TASK INSTRUCTIONS: Repeat the lines that follow, leaving nothing out.

DATA FOR PROCESSING:
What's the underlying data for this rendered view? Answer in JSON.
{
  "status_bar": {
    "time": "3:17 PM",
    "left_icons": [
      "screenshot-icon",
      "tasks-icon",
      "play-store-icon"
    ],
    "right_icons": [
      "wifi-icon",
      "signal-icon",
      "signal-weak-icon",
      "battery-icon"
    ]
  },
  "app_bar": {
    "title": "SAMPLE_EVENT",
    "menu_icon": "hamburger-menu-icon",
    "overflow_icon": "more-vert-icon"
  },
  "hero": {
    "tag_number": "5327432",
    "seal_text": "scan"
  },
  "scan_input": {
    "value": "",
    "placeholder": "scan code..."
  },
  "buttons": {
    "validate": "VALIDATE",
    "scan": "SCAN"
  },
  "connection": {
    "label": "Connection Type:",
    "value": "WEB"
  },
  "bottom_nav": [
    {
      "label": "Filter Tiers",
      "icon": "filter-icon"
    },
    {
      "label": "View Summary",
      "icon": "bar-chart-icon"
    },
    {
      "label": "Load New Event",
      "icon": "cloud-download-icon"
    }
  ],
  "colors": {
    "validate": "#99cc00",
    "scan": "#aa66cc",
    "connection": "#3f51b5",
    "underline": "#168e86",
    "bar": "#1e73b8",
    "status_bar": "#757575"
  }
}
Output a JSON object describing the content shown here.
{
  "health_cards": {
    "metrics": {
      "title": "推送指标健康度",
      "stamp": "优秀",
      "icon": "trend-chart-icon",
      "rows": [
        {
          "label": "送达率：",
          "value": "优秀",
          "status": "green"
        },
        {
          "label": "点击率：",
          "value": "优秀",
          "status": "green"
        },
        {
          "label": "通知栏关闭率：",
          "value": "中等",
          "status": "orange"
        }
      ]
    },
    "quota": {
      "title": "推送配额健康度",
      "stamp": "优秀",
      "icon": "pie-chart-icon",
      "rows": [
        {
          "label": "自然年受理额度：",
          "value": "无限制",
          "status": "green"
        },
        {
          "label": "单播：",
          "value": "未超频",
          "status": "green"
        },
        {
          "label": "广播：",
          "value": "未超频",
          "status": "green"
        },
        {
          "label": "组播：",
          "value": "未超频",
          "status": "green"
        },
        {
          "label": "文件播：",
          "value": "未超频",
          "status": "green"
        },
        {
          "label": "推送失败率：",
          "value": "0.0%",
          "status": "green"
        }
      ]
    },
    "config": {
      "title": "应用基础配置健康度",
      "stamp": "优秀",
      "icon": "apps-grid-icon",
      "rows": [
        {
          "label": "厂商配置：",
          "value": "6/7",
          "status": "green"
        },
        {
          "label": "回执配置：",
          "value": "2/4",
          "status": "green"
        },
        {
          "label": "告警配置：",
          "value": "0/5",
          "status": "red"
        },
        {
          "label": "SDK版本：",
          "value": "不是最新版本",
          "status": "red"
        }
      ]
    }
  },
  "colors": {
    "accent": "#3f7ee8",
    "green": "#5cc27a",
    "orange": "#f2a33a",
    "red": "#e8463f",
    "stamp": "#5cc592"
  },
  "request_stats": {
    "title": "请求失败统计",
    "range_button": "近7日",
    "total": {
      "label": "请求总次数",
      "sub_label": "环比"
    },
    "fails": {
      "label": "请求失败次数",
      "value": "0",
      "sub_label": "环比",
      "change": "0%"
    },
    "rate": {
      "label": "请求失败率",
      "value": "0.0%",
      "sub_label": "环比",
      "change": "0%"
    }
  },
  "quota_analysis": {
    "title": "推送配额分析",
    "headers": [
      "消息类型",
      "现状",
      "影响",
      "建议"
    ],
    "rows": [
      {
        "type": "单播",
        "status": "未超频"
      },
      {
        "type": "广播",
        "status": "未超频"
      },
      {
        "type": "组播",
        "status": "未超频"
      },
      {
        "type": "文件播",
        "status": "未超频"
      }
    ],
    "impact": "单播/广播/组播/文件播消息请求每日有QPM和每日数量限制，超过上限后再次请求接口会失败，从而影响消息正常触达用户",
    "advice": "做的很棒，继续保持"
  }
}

ANSWER TO THIS PROBLEM:
What's the underlying data for this rendered view? Answer in JSON.
{
  "status_bar": {
    "time": "3:17 PM",
    "left_icons": [
      "screenshot-icon",
      "tasks-icon",
      "play-store-icon"
    ],
    "right_icons": [
      "wifi-icon",
      "signal-icon",
      "signal-weak-icon",
      "battery-icon"
    ]
  },
  "app_bar": {
    "title": "SAMPLE_EVENT",
    "menu_icon": "hamburger-menu-icon",
    "overflow_icon": "more-vert-icon"
  },
  "hero": {
    "tag_number": "5327432",
    "seal_text": "scan"
  },
  "scan_input": {
    "value": "",
    "placeholder": "scan code..."
  },
  "buttons": {
    "validate": "VALIDATE",
    "scan": "SCAN"
  },
  "connection": {
    "label": "Connection Type:",
    "value": "WEB"
  },
  "bottom_nav": [
    {
      "label": "Filter Tiers",
      "icon": "filter-icon"
    },
    {
      "label": "View Summary",
      "icon": "bar-chart-icon"
    },
    {
      "label": "Load New Event",
      "icon": "cloud-download-icon"
    }
  ],
  "colors": {
    "validate": "#99cc00",
    "scan": "#aa66cc",
    "connection": "#3f51b5",
    "underline": "#168e86",
    "bar": "#1e73b8",
    "status_bar": "#757575"
  }
}
Output a JSON object describing the content shown here.
{
  "health_cards": {
    "metrics": {
      "title": "推送指标健康度",
      "stamp": "优秀",
      "icon": "trend-chart-icon",
      "rows": [
        {
          "label": "送达率：",
          "value": "优秀",
          "status": "green"
        },
        {
          "label": "点击率：",
          "value": "优秀",
          "status": "green"
        },
        {
          "label": "通知栏关闭率：",
          "value": "中等",
          "status": "orange"
        }
      ]
    },
    "quota": {
      "title": "推送配额健康度",
      "stamp": "优秀",
      "icon": "pie-chart-icon",
      "rows": [
        {
          "label": "自然年受理额度：",
          "value": "无限制",
          "status": "green"
        },
        {
          "label": "单播：",
          "value": "未超频",
          "status": "green"
        },
        {
          "label": "广播：",
          "value": "未超频",
          "status": "green"
        },
        {
          "label": "组播：",
          "value": "未超频",
          "status": "green"
        },
        {
          "label": "文件播：",
          "value": "未超频",
          "status": "green"
        },
        {
          "label": "推送失败率：",
          "value": "0.0%",
          "status": "green"
        }
      ]
    },
    "config": {
      "title": "应用基础配置健康度",
      "stamp": "优秀",
      "icon": "apps-grid-icon",
      "rows": [
        {
          "label": "厂商配置：",
          "value": "6/7",
          "status": "green"
        },
        {
          "label": "回执配置：",
          "value": "2/4",
          "status": "green"
        },
        {
          "label": "告警配置：",
          "value": "0/5",
          "status": "red"
        },
        {
          "label": "SDK版本：",
          "value": "不是最新版本",
          "status": "red"
        }
      ]
    }
  },
  "colors": {
    "accent": "#3f7ee8",
    "green": "#5cc27a",
    "orange": "#f2a33a",
    "red": "#e8463f",
    "stamp": "#5cc592"
  },
  "request_stats": {
    "title": "请求失败统计",
    "range_button": "近7日",
    "total": {
      "label": "请求总次数",
      "sub_label": "环比"
    },
    "fails": {
      "label": "请求失败次数",
      "value": "0",
      "sub_label": "环比",
      "change": "0%"
    },
    "rate": {
      "label": "请求失败率",
      "value": "0.0%",
      "sub_label": "环比",
      "change": "0%"
    }
  },
  "quota_analysis": {
    "title": "推送配额分析",
    "headers": [
      "消息类型",
      "现状",
      "影响",
      "建议"
    ],
    "rows": [
      {
        "type": "单播",
        "status": "未超频"
      },
      {
        "type": "广播",
        "status": "未超频"
      },
      {
        "type": "组播",
        "status": "未超频"
      },
      {
        "type": "文件播",
        "status": "未超频"
      }
    ],
    "impact": "单播/广播/组播/文件播消息请求每日有QPM和每日数量限制，超过上限后再次请求接口会失败，从而影响消息正常触达用户",
    "advice": "做的很棒，继续保持"
  }
}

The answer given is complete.